> **SET PROBLEM**
Transcribe, word for word, the line containing "Convert this screenshot" and each line following it through the end of the listing below. Omit all other lines.

━━━ THE RECORDS

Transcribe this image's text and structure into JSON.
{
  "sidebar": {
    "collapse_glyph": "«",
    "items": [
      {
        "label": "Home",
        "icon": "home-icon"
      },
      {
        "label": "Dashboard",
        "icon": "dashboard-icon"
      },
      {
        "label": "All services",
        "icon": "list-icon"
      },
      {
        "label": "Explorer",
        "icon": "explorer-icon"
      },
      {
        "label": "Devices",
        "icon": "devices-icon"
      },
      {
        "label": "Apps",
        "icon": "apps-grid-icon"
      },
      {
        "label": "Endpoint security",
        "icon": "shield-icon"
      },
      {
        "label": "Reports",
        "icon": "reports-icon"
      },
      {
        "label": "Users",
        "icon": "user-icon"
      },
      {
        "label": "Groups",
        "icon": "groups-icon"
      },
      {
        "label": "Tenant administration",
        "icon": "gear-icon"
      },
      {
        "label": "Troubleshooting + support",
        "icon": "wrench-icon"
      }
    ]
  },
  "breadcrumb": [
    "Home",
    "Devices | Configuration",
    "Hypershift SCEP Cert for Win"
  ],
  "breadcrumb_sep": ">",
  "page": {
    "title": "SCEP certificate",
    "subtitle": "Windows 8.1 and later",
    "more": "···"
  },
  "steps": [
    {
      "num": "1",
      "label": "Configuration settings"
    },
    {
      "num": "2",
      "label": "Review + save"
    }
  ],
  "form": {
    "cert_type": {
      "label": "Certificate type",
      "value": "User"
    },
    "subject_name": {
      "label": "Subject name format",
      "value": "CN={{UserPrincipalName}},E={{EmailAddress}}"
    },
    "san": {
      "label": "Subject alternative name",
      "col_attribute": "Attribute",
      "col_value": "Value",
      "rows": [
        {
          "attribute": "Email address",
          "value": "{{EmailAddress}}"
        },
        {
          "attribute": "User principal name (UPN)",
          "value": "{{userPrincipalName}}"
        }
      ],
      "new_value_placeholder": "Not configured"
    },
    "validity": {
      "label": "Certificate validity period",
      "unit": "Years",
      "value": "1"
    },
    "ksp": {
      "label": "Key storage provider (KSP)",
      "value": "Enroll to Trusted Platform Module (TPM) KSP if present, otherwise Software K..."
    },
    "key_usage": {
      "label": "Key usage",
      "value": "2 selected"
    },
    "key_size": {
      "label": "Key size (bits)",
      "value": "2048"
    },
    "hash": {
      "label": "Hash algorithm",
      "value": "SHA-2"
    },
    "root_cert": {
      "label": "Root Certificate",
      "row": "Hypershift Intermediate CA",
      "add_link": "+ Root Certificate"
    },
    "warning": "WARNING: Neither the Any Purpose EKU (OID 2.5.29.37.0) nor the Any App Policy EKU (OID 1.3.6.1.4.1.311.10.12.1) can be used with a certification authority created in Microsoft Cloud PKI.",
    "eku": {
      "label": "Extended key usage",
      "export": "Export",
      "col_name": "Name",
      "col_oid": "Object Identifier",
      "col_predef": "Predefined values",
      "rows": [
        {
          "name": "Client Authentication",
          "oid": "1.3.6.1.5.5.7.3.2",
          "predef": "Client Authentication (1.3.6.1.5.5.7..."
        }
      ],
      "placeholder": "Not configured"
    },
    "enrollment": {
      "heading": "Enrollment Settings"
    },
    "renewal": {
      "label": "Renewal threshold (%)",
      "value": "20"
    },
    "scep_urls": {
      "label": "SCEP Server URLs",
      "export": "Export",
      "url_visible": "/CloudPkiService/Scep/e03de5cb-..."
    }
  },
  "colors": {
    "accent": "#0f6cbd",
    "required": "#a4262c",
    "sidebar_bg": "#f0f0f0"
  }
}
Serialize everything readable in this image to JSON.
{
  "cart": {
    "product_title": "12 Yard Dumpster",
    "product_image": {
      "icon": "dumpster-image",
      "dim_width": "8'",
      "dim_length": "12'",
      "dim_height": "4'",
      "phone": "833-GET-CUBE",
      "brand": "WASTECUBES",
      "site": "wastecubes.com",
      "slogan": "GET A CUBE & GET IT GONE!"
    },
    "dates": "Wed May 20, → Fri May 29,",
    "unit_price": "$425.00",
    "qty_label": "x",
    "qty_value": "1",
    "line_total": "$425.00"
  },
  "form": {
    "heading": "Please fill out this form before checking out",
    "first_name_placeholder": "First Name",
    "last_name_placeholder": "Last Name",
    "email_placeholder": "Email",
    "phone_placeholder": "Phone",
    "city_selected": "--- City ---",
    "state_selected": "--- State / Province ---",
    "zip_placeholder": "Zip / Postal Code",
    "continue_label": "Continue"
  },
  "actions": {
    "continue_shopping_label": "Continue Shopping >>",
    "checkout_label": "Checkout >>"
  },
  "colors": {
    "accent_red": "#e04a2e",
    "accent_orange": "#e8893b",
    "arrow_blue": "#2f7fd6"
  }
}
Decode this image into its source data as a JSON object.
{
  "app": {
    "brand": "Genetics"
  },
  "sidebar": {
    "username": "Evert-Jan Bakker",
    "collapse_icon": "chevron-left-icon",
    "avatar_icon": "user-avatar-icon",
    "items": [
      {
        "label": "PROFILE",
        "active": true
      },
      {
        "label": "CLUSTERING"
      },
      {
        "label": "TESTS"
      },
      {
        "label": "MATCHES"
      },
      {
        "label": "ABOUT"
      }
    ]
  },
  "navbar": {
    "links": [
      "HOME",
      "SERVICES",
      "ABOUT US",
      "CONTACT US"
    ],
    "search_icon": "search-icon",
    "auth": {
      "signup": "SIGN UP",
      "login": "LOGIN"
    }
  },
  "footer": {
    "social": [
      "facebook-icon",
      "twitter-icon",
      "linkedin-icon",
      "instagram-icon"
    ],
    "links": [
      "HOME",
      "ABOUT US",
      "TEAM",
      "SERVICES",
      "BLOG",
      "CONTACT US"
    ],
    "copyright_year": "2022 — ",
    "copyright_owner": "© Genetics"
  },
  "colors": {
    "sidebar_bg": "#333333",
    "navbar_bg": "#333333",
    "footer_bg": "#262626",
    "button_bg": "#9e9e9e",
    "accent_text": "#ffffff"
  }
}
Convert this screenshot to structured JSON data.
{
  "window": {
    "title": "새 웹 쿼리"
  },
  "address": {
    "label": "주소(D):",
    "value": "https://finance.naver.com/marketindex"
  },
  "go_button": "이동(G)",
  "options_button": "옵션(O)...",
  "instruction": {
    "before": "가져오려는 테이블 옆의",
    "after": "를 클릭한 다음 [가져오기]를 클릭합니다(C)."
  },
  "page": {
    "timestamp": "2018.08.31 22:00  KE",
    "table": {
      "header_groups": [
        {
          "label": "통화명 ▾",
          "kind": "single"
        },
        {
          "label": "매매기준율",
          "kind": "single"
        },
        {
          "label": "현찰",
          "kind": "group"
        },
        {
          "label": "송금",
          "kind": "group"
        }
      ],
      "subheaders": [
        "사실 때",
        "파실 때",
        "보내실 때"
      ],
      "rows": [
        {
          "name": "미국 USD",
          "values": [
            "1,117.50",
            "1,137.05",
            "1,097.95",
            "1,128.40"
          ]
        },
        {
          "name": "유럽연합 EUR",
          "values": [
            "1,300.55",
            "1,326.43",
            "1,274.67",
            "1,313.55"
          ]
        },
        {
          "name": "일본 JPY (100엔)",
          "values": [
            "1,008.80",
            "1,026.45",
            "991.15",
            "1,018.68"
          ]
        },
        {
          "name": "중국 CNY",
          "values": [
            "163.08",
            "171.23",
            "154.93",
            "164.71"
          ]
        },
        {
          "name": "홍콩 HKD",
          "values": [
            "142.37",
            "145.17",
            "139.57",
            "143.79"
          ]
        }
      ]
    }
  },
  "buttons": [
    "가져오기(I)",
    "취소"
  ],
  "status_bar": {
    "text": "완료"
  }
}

━━━━━━

> **SOLUTION FOR THIS TASK**
Convert this screenshot to structured JSON data.
{
  "window": {
    "title": "새 웹 쿼리"
  },
  "address": {
    "label": "주소(D):",
    "value": "https://finance.naver.com/marketindex"
  },
  "go_button": "이동(G)",
  "options_button": "옵션(O)...",
  "instruction": {
    "before": "가져오려는 테이블 옆의",
    "after": "를 클릭한 다음 [가져오기]를 클릭합니다(C)."
  },
  "page": {
    "timestamp": "2018.08.31 22:00  KE",
    "table": {
      "header_groups": [
        {
          "label": "통화명 ▾",
          "kind": "single"
        },
        {
          "label": "매매기준율",
          "kind": "single"
        },
        {
          "label": "현찰",
          "kind": "group"
        },
        {
          "label": "송금",
          "kind": "group"
        }
      ],
      "subheaders": [
        "사실 때",
        "파실 때",
        "보내실 때"
      ],
      "rows": [
        {
          "name": "미국 USD",
          "values": [
            "1,117.50",
            "1,137.05",
            "1,097.95",
            "1,128.40"
          ]
        },
        {
          "name": "유럽연합 EUR",
          "values": [
            "1,300.55",
            "1,326.43",
            "1,274.67",
            "1,313.55"
          ]
        },
        {
          "name": "일본 JPY (100엔)",
          "values": [
            "1,008.80",
            "1,026.45",
            "991.15",
            "1,018.68"
          ]
        },
        {
          "name": "중국 CNY",
          "values": [
            "163.08",
            "171.23",
            "154.93",
            "164.71"
          ]
        },
        {
          "name": "홍콩 HKD",
          "values": [
            "142.37",
            "145.17",
            "139.57",
            "143.79"
          ]
        }
      ]
    }
  },
  "buttons": [
    "가져오기(I)",
    "취소"
  ],
  "status_bar": {
    "text": "완료"
  }
}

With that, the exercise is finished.